## Exercise task
In the entries below, identify every line with the string "KINDS" and copy it.

Data records:
******

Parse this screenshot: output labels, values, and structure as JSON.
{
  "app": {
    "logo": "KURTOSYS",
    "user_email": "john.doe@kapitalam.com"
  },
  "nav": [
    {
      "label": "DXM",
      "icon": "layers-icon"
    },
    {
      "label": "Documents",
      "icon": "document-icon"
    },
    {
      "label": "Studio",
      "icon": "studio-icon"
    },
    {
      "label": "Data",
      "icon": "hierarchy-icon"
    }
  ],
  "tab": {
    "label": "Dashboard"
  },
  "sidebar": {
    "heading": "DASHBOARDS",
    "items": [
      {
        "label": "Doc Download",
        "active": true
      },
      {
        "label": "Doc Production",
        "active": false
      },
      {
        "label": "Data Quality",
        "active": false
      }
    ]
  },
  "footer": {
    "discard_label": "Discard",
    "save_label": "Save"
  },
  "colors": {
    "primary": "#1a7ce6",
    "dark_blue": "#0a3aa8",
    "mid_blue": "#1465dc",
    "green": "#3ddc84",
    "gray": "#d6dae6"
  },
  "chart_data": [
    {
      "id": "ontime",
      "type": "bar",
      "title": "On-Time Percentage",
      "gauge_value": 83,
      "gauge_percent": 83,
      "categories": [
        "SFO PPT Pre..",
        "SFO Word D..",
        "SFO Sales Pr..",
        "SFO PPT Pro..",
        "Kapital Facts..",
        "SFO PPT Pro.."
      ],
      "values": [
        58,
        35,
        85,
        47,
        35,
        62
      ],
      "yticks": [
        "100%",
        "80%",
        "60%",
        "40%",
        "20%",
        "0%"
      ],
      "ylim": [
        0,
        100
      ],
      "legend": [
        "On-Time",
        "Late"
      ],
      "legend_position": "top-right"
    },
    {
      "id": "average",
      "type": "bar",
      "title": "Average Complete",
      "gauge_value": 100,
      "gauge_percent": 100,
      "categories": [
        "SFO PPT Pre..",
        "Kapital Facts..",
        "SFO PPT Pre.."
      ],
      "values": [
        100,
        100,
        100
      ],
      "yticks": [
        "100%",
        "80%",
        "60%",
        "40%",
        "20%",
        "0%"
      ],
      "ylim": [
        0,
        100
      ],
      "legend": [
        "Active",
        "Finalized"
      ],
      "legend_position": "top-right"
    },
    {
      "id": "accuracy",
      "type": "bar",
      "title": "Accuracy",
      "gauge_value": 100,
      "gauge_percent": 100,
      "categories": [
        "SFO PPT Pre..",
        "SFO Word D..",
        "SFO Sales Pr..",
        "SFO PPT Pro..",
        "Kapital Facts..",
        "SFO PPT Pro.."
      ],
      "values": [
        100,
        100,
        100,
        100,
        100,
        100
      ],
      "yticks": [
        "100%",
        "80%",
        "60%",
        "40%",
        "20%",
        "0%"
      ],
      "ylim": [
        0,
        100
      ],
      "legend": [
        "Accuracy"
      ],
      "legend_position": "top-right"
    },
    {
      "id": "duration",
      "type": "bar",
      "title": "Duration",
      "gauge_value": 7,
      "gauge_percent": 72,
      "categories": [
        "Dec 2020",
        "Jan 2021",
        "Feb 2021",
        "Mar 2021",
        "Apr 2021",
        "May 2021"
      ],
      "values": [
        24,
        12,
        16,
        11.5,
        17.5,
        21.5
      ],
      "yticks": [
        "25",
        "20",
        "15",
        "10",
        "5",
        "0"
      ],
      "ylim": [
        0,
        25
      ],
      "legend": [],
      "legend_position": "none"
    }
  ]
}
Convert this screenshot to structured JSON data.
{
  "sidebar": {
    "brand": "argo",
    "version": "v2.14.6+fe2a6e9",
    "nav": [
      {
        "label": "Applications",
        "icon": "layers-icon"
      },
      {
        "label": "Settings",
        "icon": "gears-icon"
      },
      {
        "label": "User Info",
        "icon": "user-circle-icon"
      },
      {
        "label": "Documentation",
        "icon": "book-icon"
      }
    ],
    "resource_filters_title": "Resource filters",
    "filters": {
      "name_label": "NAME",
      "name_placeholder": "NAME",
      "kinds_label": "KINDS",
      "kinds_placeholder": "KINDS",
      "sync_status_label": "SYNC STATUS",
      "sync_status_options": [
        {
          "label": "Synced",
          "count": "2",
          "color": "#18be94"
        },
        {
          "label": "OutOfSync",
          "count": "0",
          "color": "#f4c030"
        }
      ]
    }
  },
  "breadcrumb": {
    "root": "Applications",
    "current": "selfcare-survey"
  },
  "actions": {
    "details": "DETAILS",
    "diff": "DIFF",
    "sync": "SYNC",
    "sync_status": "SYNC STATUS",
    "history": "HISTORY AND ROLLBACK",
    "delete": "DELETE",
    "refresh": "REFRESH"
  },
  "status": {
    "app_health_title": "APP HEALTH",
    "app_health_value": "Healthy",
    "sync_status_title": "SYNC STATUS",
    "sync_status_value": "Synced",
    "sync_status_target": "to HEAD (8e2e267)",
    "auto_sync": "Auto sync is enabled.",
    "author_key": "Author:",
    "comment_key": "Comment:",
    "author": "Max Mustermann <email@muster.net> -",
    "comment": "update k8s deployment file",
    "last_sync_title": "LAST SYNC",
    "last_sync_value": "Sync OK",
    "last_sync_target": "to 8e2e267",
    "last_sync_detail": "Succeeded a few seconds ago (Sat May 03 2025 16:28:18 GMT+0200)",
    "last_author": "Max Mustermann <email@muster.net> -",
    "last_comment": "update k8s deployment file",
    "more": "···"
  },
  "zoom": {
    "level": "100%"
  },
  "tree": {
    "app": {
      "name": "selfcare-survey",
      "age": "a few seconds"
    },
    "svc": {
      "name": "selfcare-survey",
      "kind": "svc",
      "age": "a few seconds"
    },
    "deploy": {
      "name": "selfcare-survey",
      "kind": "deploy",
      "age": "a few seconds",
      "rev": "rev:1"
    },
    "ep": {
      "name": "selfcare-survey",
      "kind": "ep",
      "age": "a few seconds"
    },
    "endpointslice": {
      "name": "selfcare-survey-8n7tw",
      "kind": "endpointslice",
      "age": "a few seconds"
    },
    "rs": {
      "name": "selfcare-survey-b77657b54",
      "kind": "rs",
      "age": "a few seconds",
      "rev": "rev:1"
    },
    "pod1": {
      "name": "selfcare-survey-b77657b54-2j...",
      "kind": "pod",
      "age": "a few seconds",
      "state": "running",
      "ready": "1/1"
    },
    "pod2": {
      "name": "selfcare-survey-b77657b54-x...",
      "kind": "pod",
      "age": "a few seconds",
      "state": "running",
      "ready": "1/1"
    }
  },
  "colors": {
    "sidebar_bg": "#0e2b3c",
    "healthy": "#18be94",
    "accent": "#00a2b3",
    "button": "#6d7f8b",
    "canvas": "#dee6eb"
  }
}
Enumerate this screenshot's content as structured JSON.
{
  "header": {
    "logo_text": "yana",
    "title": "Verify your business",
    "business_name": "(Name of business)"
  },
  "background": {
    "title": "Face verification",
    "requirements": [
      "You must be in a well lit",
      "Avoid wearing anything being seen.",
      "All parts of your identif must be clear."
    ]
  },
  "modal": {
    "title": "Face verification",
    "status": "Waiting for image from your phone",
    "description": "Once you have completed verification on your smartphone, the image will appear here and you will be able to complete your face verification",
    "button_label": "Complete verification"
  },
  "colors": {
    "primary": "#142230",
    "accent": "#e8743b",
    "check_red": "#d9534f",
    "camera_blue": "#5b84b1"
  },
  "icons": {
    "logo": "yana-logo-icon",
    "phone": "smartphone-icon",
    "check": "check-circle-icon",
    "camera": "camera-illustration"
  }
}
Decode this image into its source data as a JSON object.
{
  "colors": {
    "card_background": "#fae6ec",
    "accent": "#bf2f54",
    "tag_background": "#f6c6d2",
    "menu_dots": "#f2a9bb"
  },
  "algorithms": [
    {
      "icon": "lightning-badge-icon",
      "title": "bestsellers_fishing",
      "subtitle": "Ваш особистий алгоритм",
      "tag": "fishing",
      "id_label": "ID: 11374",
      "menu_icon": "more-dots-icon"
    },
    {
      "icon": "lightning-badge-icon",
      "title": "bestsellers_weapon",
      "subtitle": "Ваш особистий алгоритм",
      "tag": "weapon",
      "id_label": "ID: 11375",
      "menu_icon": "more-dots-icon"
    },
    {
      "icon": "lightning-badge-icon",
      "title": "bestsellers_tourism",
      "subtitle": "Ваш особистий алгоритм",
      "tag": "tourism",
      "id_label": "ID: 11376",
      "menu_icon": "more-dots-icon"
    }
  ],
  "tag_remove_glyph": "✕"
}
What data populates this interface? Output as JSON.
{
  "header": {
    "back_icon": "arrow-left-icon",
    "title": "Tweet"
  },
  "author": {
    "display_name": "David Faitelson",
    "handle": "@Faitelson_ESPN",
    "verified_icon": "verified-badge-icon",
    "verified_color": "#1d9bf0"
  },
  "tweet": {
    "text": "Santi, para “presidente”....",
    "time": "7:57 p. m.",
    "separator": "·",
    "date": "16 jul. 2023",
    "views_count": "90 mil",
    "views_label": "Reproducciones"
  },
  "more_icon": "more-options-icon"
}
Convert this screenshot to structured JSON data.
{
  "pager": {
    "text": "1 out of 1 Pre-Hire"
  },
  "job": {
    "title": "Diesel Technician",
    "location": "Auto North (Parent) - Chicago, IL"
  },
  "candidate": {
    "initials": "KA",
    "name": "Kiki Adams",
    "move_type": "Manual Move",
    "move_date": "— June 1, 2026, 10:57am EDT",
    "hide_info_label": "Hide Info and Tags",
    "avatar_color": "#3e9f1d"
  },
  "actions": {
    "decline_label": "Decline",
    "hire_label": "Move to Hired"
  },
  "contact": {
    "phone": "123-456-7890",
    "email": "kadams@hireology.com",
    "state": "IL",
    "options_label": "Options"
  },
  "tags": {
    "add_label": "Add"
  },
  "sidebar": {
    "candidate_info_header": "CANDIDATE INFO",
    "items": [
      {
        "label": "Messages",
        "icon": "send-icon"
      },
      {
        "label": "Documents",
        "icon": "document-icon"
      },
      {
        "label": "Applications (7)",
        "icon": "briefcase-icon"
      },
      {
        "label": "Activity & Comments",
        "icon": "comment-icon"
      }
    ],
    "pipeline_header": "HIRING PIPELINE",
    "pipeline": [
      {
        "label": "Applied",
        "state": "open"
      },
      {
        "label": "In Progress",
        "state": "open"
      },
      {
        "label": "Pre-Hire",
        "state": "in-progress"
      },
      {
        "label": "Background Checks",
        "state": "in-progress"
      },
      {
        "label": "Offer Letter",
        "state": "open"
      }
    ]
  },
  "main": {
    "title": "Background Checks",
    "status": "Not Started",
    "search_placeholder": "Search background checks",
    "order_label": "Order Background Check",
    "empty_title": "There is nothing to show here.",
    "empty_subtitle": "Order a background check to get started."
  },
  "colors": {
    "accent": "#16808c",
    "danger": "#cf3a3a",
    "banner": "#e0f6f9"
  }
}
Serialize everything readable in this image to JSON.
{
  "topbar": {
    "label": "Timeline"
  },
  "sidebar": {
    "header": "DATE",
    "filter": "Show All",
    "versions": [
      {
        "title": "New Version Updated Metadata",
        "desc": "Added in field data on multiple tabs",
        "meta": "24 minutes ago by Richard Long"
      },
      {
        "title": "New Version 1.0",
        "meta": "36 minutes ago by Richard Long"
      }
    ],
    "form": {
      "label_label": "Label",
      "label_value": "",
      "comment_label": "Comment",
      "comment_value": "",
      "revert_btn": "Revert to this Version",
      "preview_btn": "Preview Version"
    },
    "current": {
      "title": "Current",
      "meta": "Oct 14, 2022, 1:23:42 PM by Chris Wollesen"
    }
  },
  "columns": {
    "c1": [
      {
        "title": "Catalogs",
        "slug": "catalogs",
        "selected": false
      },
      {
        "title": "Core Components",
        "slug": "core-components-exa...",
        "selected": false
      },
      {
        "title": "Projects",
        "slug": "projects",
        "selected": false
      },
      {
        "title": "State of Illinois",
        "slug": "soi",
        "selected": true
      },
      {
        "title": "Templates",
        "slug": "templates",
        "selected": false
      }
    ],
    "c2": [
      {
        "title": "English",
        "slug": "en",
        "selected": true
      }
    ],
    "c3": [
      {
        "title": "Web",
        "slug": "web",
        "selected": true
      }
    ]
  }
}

******

## Answer to the exercise
      "kinds_label": "KINDS",
      "kinds_placeholder": "KINDS",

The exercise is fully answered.